* INPUT ROWS:
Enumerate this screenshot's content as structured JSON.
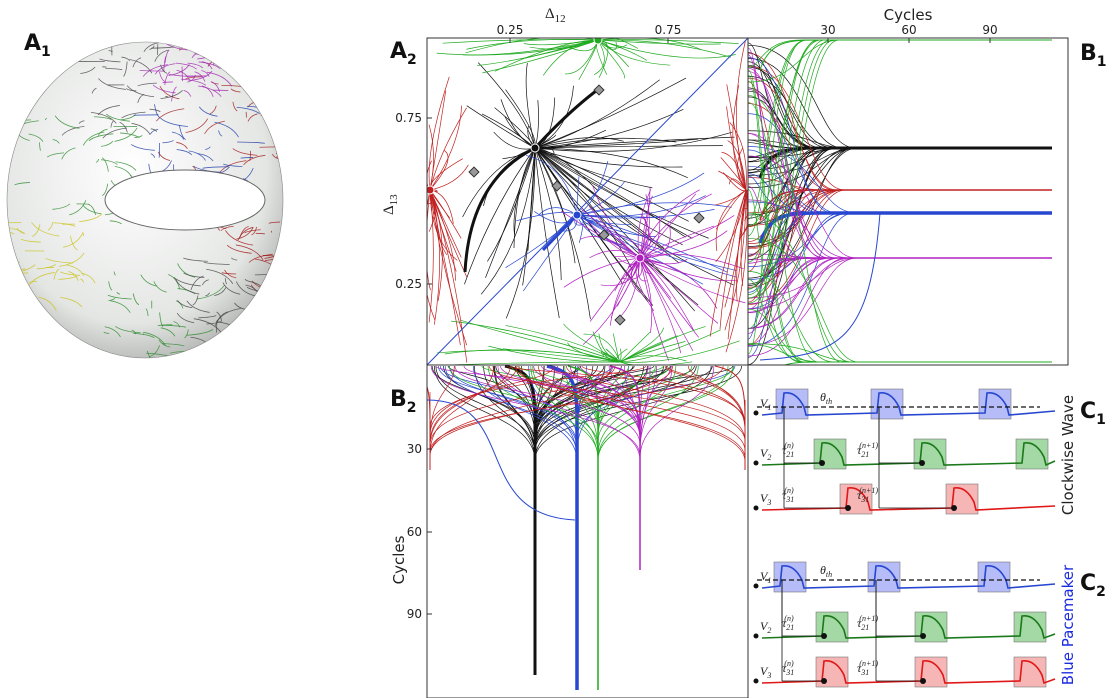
{
  "A1": {
    "label": "A",
    "sub": "1"
  },
  "A2": {
    "label": "A",
    "sub": "2",
    "x_label": "Δ",
    "x_label_sub": "12",
    "y_label": "Δ",
    "y_label_sub": "13",
    "xticks": [
      "0.25",
      "0.75"
    ],
    "yticks": [
      "0.75",
      "0.25"
    ]
  },
  "B1": {
    "label": "B",
    "sub": "1",
    "x_label": "Cycles",
    "xticks": [
      "30",
      "60",
      "90"
    ]
  },
  "B2": {
    "label": "B",
    "sub": "2",
    "y_label": "Cycles",
    "yticks": [
      "30",
      "60",
      "90"
    ]
  },
  "C1": {
    "label": "C",
    "sub": "1",
    "side_label": "Clockwise Wave",
    "traces": [
      {
        "base": "V",
        "sub": "1"
      },
      {
        "base": "V",
        "sub": "2"
      },
      {
        "base": "V",
        "sub": "3"
      }
    ],
    "threshold": {
      "base": "θ",
      "sub": "th"
    },
    "delays": [
      {
        "base": "τ",
        "sub": "21",
        "sup": "(n)"
      },
      {
        "base": "τ",
        "sub": "21",
        "sup": "(n+1)"
      },
      {
        "base": "τ",
        "sub": "31",
        "sup": "(n)"
      },
      {
        "base": "τ",
        "sub": "31",
        "sup": "(n+1)"
      }
    ]
  },
  "C2": {
    "label": "C",
    "sub": "2",
    "side_label": "Blue Pacemaker",
    "traces": [
      {
        "base": "V",
        "sub": "1"
      },
      {
        "base": "V",
        "sub": "2"
      },
      {
        "base": "V",
        "sub": "3"
      }
    ],
    "threshold": {
      "base": "θ",
      "sub": "th"
    },
    "delays": [
      {
        "base": "τ",
        "sub": "21",
        "sup": "(n)"
      },
      {
        "base": "τ",
        "sub": "21",
        "sup": "(n+1)"
      },
      {
        "base": "τ",
        "sub": "31",
        "sup": "(n)"
      },
      {
        "base": "τ",
        "sub": "31",
        "sup": "(n+1)"
      }
    ]
  }
}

* AIM: Can you retype every record above exactly, leaving out the pictures?

* RESULT OF THE TASK:
Enumerate this screenshot's content as structured JSON.
{
  "A1": {
    "label": "A",
    "sub": "1"
  },
  "A2": {
    "label": "A",
    "sub": "2",
    "x_label": "Δ",
    "x_label_sub": "12",
    "y_label": "Δ",
    "y_label_sub": "13",
    "xticks": [
      "0.25",
      "0.75"
    ],
    "yticks": [
      "0.75",
      "0.25"
    ]
  },
  "B1": {
    "label": "B",
    "sub": "1",
    "x_label": "Cycles",
    "xticks": [
      "30",
      "60",
      "90"
    ]
  },
  "B2": {
    "label": "B",
    "sub": "2",
    "y_label": "Cycles",
    "yticks": [
      "30",
      "60",
      "90"
    ]
  },
  "C1": {
    "label": "C",
    "sub": "1",
    "side_label": "Clockwise Wave",
    "traces": [
      {
        "base": "V",
        "sub": "1"
      },
      {
        "base": "V",
        "sub": "2"
      },
      {
        "base": "V",
        "sub": "3"
      }
    ],
    "threshold": {
      "base": "θ",
      "sub": "th"
    },
    "delays": [
      {
        "base": "τ",
        "sub": "21",
        "sup": "(n)"
      },
      {
        "base": "τ",
        "sub": "21",
        "sup": "(n+1)"
      },
      {
        "base": "τ",
        "sub": "31",
        "sup": "(n)"
      },
      {
        "base": "τ",
        "sub": "31",
        "sup": "(n+1)"
      }
    ]
  },
  "C2": {
    "label": "C",
    "sub": "2",
    "side_label": "Blue Pacemaker",
    "traces": [
      {
        "base": "V",
        "sub": "1"
      },
      {
        "base": "V",
        "sub": "2"
      },
      {
        "base": "V",
        "sub": "3"
      }
    ],
    "threshold": {
      "base": "θ",
      "sub": "th"
    },
    "delays": [
      {
        "base": "τ",
        "sub": "21",
        "sup": "(n)"
      },
      {
        "base": "τ",
        "sub": "21",
        "sup": "(n+1)"
      },
      {
        "base": "τ",
        "sub": "31",
        "sup": "(n)"
      },
      {
        "base": "τ",
        "sub": "31",
        "sup": "(n+1)"
      }
    ]
  }
}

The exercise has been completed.